**The input**
========================
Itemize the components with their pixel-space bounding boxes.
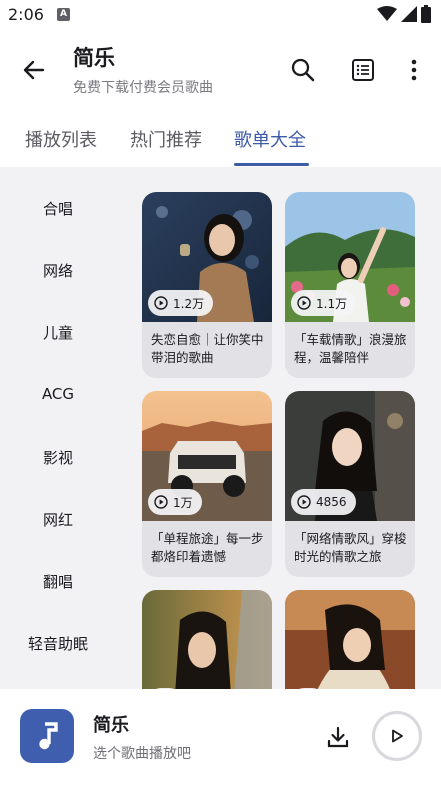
========================
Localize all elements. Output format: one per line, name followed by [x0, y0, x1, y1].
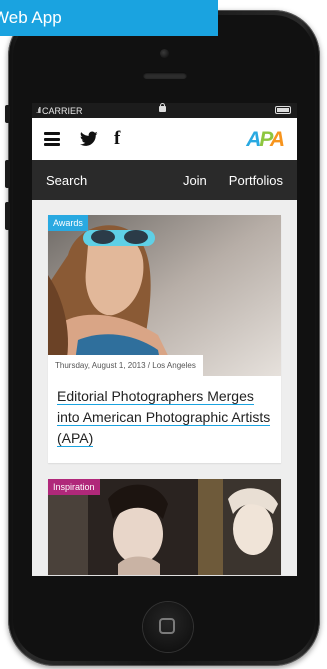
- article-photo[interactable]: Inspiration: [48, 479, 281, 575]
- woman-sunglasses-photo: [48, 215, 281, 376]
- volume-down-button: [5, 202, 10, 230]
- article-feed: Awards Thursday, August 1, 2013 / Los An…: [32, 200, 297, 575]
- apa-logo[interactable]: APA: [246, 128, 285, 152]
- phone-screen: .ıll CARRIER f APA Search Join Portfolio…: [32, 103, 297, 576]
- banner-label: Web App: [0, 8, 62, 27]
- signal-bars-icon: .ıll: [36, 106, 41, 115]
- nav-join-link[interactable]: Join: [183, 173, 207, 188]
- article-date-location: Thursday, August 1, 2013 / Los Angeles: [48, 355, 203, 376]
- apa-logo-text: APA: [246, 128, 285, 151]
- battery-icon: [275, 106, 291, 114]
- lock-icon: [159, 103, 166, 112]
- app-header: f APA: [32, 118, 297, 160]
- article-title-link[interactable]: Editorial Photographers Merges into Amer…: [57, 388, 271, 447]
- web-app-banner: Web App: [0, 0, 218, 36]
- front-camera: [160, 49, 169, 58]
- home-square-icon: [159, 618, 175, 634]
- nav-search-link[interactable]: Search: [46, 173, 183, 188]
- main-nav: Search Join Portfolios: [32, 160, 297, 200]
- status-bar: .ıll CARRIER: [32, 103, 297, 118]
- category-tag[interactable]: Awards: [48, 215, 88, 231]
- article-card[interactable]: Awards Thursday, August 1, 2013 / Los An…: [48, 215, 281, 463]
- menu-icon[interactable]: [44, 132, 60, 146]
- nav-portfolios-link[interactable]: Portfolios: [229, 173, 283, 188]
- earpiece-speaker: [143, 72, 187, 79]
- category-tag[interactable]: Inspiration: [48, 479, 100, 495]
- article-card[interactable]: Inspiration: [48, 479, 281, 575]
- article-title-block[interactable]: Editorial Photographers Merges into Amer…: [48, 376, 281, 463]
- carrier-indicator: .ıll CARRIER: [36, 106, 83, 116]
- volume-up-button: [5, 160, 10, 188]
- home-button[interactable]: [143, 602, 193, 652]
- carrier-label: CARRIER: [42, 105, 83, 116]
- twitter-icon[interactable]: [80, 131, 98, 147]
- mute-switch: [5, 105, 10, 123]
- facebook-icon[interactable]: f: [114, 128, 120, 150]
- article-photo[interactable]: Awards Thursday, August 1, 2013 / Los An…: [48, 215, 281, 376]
========================
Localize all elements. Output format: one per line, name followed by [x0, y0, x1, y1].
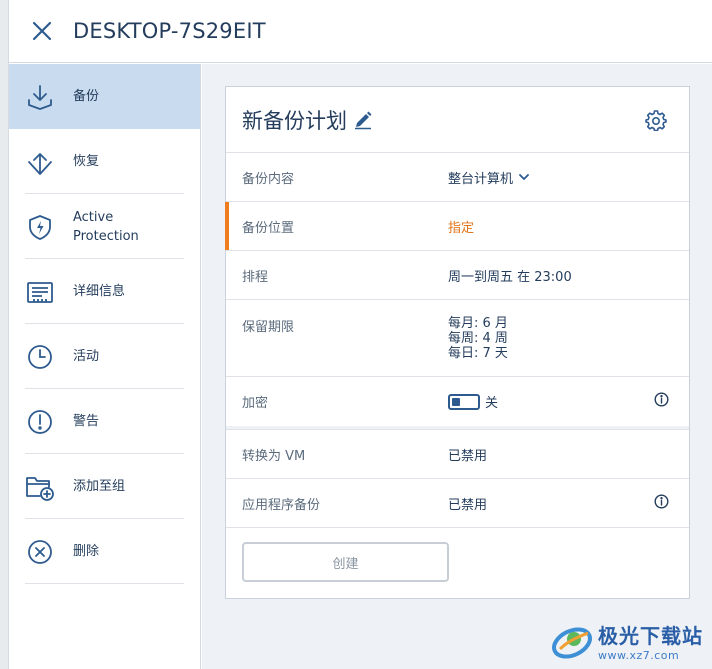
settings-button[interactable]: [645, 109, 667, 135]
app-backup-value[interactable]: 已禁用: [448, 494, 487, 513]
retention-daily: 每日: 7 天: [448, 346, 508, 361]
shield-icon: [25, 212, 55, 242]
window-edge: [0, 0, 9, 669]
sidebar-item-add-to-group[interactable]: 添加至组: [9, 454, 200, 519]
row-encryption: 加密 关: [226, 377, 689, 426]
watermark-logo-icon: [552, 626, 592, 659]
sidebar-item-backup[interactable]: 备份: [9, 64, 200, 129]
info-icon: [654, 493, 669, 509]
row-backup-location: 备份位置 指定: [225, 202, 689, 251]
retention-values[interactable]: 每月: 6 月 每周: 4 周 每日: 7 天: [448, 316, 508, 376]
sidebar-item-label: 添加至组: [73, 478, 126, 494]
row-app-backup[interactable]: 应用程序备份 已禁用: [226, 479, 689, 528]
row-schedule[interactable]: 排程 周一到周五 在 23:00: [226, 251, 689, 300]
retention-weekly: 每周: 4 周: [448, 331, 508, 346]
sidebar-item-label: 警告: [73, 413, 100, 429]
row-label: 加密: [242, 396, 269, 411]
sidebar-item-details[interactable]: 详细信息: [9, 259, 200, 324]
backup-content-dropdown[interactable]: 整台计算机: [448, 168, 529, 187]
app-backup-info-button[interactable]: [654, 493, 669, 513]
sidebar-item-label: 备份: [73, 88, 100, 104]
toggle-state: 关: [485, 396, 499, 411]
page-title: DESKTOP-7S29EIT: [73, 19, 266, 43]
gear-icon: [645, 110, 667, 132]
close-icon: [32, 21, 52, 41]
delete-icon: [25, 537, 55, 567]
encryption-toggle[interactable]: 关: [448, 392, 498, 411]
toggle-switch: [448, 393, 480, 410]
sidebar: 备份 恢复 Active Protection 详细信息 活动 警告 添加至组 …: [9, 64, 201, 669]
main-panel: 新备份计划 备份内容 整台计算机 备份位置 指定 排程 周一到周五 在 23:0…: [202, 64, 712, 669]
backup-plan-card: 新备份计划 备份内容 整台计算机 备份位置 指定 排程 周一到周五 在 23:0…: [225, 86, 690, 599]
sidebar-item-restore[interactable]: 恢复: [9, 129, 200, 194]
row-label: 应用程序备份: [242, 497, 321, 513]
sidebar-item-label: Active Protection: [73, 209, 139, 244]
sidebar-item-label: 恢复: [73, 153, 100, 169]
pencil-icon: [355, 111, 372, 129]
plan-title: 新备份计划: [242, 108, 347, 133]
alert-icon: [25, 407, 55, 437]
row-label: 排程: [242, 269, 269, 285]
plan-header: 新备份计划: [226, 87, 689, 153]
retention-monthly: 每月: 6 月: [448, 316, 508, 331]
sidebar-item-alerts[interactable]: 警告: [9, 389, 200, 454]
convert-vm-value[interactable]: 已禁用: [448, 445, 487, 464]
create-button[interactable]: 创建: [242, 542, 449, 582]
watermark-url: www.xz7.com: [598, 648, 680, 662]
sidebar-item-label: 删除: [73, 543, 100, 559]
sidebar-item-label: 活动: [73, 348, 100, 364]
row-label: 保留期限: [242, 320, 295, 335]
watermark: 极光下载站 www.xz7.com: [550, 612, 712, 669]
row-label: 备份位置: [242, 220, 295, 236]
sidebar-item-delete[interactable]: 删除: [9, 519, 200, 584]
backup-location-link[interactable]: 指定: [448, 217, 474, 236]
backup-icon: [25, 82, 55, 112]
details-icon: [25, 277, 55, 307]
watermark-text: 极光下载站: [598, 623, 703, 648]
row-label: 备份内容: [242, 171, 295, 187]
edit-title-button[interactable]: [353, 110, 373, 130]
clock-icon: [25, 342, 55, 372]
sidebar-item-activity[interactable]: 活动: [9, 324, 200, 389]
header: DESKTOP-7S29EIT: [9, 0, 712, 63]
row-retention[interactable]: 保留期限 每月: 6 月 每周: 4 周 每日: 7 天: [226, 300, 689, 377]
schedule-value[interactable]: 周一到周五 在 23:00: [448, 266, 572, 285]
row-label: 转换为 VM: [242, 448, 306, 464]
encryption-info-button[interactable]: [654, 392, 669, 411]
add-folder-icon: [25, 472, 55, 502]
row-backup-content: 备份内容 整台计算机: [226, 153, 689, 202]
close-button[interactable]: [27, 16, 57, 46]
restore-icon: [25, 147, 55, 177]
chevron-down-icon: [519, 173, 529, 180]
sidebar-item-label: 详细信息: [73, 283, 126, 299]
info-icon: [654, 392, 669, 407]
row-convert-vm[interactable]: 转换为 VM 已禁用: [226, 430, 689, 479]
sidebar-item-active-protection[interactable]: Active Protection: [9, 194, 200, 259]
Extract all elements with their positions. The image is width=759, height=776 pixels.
========================
**Work to complete**
Count the lines above that contain the word "Active", and reply with only that number.

**Task output**
3